Entries supplied:

○ ○ ○

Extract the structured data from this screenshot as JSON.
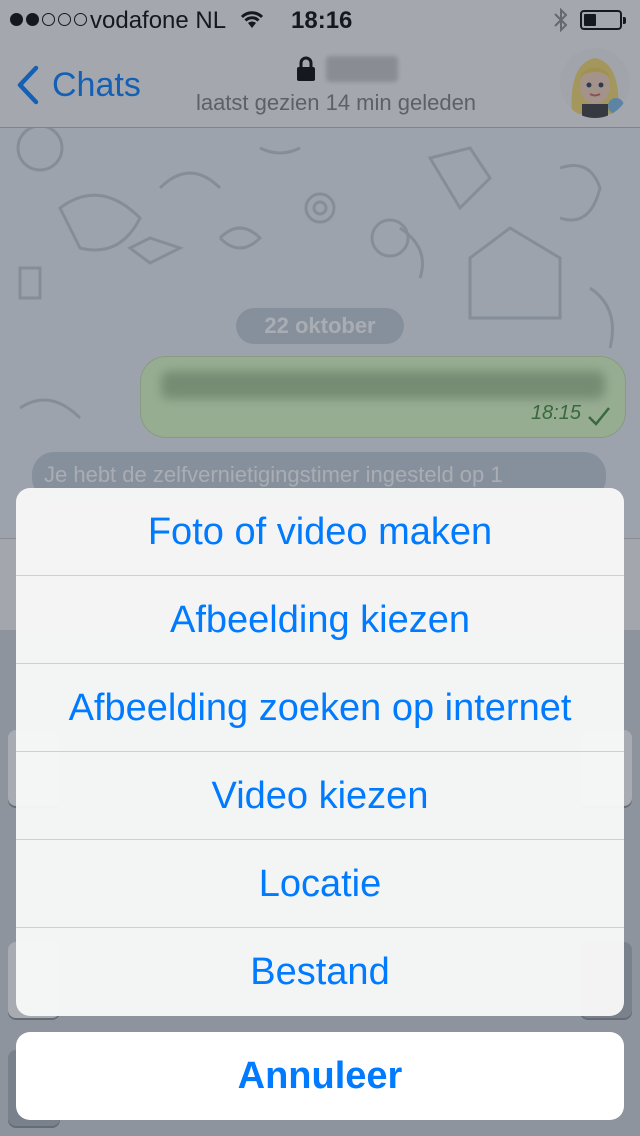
{
  "status_bar": {
    "carrier": "vodafone NL",
    "time": "18:16",
    "signal_bars_filled": 2,
    "signal_bars_total": 5,
    "battery_level": 0.25
  },
  "nav": {
    "back_label": "Chats",
    "subtitle": "laatst gezien 14 min geleden"
  },
  "chat": {
    "date_label": "22 oktober",
    "outgoing_message": {
      "time": "18:15"
    },
    "service_message": "Je hebt de zelfvernietigingstimer ingesteld op 1"
  },
  "action_sheet": {
    "items": [
      {
        "label": "Foto of video maken"
      },
      {
        "label": "Afbeelding kiezen"
      },
      {
        "label": "Afbeelding zoeken op internet"
      },
      {
        "label": "Video kiezen"
      },
      {
        "label": "Locatie"
      },
      {
        "label": "Bestand"
      }
    ],
    "cancel_label": "Annuleer"
  },
  "colors": {
    "accent": "#007aff",
    "outgoing_bubble": "#e1ffc7",
    "read_check": "#3e8a34"
  },
  "icons": [
    "wifi-icon",
    "bluetooth-icon",
    "battery-icon",
    "back-chevron-icon",
    "lock-icon",
    "checkmark-icon",
    "avatar"
  ]
}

○ ○ ○

Problem requirements:
Count the lines that hold the string "Afbeelding", and reply with that number alone.

Exercise answer:
2